═══ EXCERPTED DATA ═══
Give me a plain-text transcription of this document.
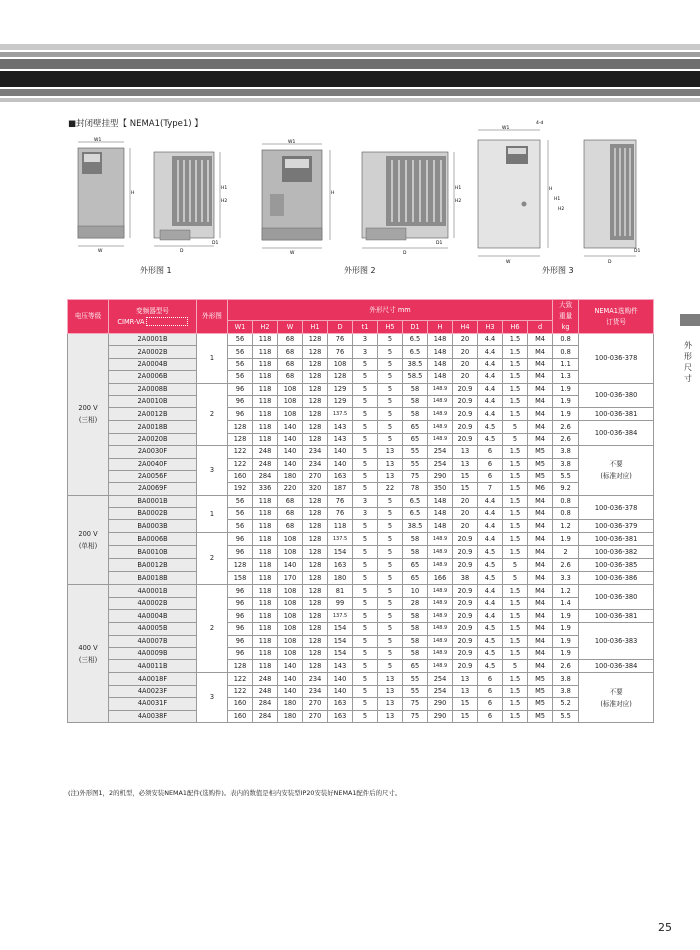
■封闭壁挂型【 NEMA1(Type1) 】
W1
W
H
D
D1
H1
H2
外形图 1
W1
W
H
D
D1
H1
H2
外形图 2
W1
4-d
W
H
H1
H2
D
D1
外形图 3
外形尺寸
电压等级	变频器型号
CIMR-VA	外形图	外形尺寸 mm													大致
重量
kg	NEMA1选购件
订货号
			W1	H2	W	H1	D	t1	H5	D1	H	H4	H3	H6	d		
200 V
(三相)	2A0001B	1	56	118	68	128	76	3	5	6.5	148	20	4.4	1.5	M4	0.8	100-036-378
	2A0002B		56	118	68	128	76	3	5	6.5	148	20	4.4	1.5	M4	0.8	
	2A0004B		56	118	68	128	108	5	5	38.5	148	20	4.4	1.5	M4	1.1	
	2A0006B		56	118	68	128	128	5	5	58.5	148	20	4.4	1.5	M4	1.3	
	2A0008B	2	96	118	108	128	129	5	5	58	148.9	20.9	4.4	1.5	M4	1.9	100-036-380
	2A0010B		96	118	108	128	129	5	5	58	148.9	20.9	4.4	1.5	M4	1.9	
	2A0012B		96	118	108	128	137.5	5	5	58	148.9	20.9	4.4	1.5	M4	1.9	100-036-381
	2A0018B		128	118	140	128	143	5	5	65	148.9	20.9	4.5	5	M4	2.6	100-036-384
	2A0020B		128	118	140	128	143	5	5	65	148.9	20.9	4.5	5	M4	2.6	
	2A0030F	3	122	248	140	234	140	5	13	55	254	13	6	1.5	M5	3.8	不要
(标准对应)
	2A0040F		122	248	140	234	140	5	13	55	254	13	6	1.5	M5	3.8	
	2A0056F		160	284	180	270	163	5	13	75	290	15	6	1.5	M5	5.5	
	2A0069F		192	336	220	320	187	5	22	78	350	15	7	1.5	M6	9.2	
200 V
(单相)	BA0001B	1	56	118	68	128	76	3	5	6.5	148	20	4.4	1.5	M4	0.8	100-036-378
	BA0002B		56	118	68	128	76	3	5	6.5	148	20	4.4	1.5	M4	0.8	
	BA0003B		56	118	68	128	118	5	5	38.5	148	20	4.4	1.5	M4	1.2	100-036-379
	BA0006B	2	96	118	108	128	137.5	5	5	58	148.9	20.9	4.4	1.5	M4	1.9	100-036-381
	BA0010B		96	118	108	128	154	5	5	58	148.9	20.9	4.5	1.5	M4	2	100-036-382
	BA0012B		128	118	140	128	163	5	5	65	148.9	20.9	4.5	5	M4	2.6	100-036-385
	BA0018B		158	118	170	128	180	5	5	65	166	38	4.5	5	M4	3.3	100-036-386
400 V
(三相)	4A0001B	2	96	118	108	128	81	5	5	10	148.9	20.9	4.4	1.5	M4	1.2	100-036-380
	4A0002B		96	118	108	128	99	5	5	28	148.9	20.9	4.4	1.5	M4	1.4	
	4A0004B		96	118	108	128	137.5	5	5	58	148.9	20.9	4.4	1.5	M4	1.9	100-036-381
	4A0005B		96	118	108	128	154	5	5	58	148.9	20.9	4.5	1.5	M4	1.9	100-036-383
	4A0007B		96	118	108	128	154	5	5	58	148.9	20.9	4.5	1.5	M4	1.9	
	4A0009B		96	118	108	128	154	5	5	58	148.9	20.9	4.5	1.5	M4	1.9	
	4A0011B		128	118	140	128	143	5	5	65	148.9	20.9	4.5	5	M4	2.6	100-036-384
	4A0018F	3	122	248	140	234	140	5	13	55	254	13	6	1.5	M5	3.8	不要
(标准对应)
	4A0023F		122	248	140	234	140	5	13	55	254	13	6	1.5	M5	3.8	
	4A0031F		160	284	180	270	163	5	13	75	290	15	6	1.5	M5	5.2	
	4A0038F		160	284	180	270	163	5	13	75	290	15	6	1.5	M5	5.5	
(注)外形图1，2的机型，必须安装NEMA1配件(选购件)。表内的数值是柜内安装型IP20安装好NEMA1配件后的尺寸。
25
═══
AIM ▸ Transcribe each line above verbatim, with the pictures left out.

FULL ANSWER ▸
Give me a plain-text transcription of this document.
■封闭壁挂型【 NEMA1(Type1) 】
W1
W
H
D
D1
H1
H2
外形图 1
W1
W
H
D
D1
H1
H2
外形图 2
W1
4-d
W
H
H1
H2
D
D1
外形图 3
外形尺寸
电压等级	变频器型号
CIMR-VA	外形图	外形尺寸 mm													大致
重量
kg	NEMA1选购件
订货号
			W1	H2	W	H1	D	t1	H5	D1	H	H4	H3	H6	d		
200 V
(三相)	2A0001B	1	56	118	68	128	76	3	5	6.5	148	20	4.4	1.5	M4	0.8	100-036-378
	2A0002B		56	118	68	128	76	3	5	6.5	148	20	4.4	1.5	M4	0.8	
	2A0004B		56	118	68	128	108	5	5	38.5	148	20	4.4	1.5	M4	1.1	
	2A0006B		56	118	68	128	128	5	5	58.5	148	20	4.4	1.5	M4	1.3	
	2A0008B	2	96	118	108	128	129	5	5	58	148.9	20.9	4.4	1.5	M4	1.9	100-036-380
	2A0010B		96	118	108	128	129	5	5	58	148.9	20.9	4.4	1.5	M4	1.9	
	2A0012B		96	118	108	128	137.5	5	5	58	148.9	20.9	4.4	1.5	M4	1.9	100-036-381
	2A0018B		128	118	140	128	143	5	5	65	148.9	20.9	4.5	5	M4	2.6	100-036-384
	2A0020B		128	118	140	128	143	5	5	65	148.9	20.9	4.5	5	M4	2.6	
	2A0030F	3	122	248	140	234	140	5	13	55	254	13	6	1.5	M5	3.8	不要
(标准对应)
	2A0040F		122	248	140	234	140	5	13	55	254	13	6	1.5	M5	3.8	
	2A0056F		160	284	180	270	163	5	13	75	290	15	6	1.5	M5	5.5	
	2A0069F		192	336	220	320	187	5	22	78	350	15	7	1.5	M6	9.2	
200 V
(单相)	BA0001B	1	56	118	68	128	76	3	5	6.5	148	20	4.4	1.5	M4	0.8	100-036-378
	BA0002B		56	118	68	128	76	3	5	6.5	148	20	4.4	1.5	M4	0.8	
	BA0003B		56	118	68	128	118	5	5	38.5	148	20	4.4	1.5	M4	1.2	100-036-379
	BA0006B	2	96	118	108	128	137.5	5	5	58	148.9	20.9	4.4	1.5	M4	1.9	100-036-381
	BA0010B		96	118	108	128	154	5	5	58	148.9	20.9	4.5	1.5	M4	2	100-036-382
	BA0012B		128	118	140	128	163	5	5	65	148.9	20.9	4.5	5	M4	2.6	100-036-385
	BA0018B		158	118	170	128	180	5	5	65	166	38	4.5	5	M4	3.3	100-036-386
400 V
(三相)	4A0001B	2	96	118	108	128	81	5	5	10	148.9	20.9	4.4	1.5	M4	1.2	100-036-380
	4A0002B		96	118	108	128	99	5	5	28	148.9	20.9	4.4	1.5	M4	1.4	
	4A0004B		96	118	108	128	137.5	5	5	58	148.9	20.9	4.4	1.5	M4	1.9	100-036-381
	4A0005B		96	118	108	128	154	5	5	58	148.9	20.9	4.5	1.5	M4	1.9	100-036-383
	4A0007B		96	118	108	128	154	5	5	58	148.9	20.9	4.5	1.5	M4	1.9	
	4A0009B		96	118	108	128	154	5	5	58	148.9	20.9	4.5	1.5	M4	1.9	
	4A0011B		128	118	140	128	143	5	5	65	148.9	20.9	4.5	5	M4	2.6	100-036-384
	4A0018F	3	122	248	140	234	140	5	13	55	254	13	6	1.5	M5	3.8	不要
(标准对应)
	4A0023F		122	248	140	234	140	5	13	55	254	13	6	1.5	M5	3.8	
	4A0031F		160	284	180	270	163	5	13	75	290	15	6	1.5	M5	5.2	
	4A0038F		160	284	180	270	163	5	13	75	290	15	6	1.5	M5	5.5	
(注)外形图1，2的机型，必须安装NEMA1配件(选购件)。表内的数值是柜内安装型IP20安装好NEMA1配件后的尺寸。
25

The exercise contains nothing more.